▶ Goal of the exercise: Please set down all the lines beneath this one exactly, without the pictures.

• • •

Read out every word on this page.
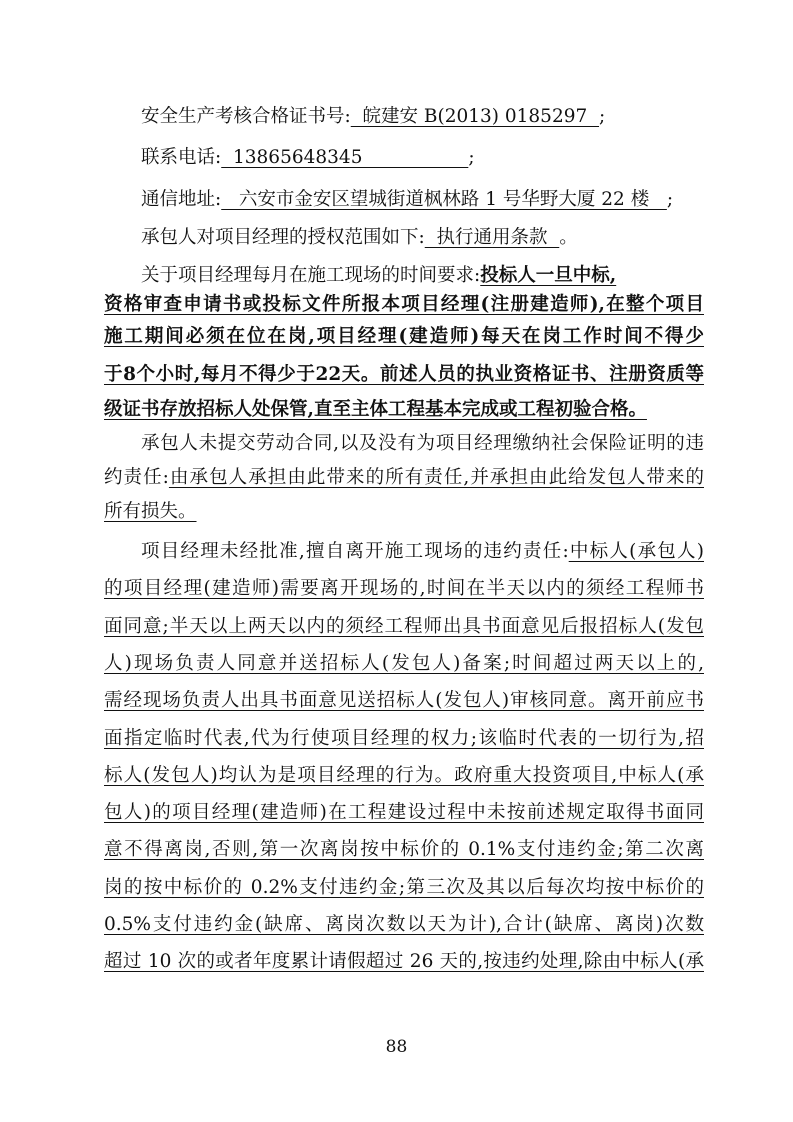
安全生产考核合格证书号:  皖建安 B(2013) 0185297  ;
联系电话:  13865648345                  ;
通信地址:   六安市金安区望城街道枫林路 1 号华野大厦 22 楼   ;
承包人对项目经理的授权范围如下:  执行通用条款  。
关于项目经理每月在施工现场的时间要求:投标人一旦中标,
资格审查申请书或投标文件所报本项目经理(注册建造师),在整个项目
施工期间必须在位在岗,项目经理(建造师)每天在岗工作时间不得少
于8个小时,每月不得少于22天。前述人员的执业资格证书、注册资质等
级证书存放招标人处保管,直至主体工程基本完成或工程初验合格。
承包人未提交劳动合同,以及没有为项目经理缴纳社会保险证明的违
约责任:由承包人承担由此带来的所有责任,并承担由此给发包人带来的
所有损失。
项目经理未经批准,擅自离开施工现场的违约责任:中标人(承包人)
的项目经理(建造师)需要离开现场的,时间在半天以内的须经工程师书
面同意;半天以上两天以内的须经工程师出具书面意见后报招标人(发包
人)现场负责人同意并送招标人(发包人)备案;时间超过两天以上的,
需经现场负责人出具书面意见送招标人(发包人)审核同意。离开前应书
面指定临时代表,代为行使项目经理的权力;该临时代表的一切行为,招
标人(发包人)均认为是项目经理的行为。政府重大投资项目,中标人(承
包人)的项目经理(建造师)在工程建设过程中未按前述规定取得书面同
意不得离岗,否则,第一次离岗按中标价的 0.1%支付违约金;第二次离
岗的按中标价的 0.2%支付违约金;第三次及其以后每次均按中标价的
0.5%支付违约金(缺席、离岗次数以天为计),合计(缺席、离岗)次数
超过 10 次的或者年度累计请假超过 26 天的,按违约处理,除由中标人(承
88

• • •

▶ Task response:
Read out every word on this page.
安全生产考核合格证书号:  皖建安 B(2013) 0185297  ;
联系电话:  13865648345                  ;
通信地址:   六安市金安区望城街道枫林路 1 号华野大厦 22 楼   ;
承包人对项目经理的授权范围如下:  执行通用条款  。
关于项目经理每月在施工现场的时间要求:投标人一旦中标,
资格审查申请书或投标文件所报本项目经理(注册建造师),在整个项目
施工期间必须在位在岗,项目经理(建造师)每天在岗工作时间不得少
于8个小时,每月不得少于22天。前述人员的执业资格证书、注册资质等
级证书存放招标人处保管,直至主体工程基本完成或工程初验合格。
承包人未提交劳动合同,以及没有为项目经理缴纳社会保险证明的违
约责任:由承包人承担由此带来的所有责任,并承担由此给发包人带来的
所有损失。
项目经理未经批准,擅自离开施工现场的违约责任:中标人(承包人)
的项目经理(建造师)需要离开现场的,时间在半天以内的须经工程师书
面同意;半天以上两天以内的须经工程师出具书面意见后报招标人(发包
人)现场负责人同意并送招标人(发包人)备案;时间超过两天以上的,
需经现场负责人出具书面意见送招标人(发包人)审核同意。离开前应书
面指定临时代表,代为行使项目经理的权力;该临时代表的一切行为,招
标人(发包人)均认为是项目经理的行为。政府重大投资项目,中标人(承
包人)的项目经理(建造师)在工程建设过程中未按前述规定取得书面同
意不得离岗,否则,第一次离岗按中标价的 0.1%支付违约金;第二次离
岗的按中标价的 0.2%支付违约金;第三次及其以后每次均按中标价的
0.5%支付违约金(缺席、离岗次数以天为计),合计(缺席、离岗)次数
超过 10 次的或者年度累计请假超过 26 天的,按违约处理,除由中标人(承
88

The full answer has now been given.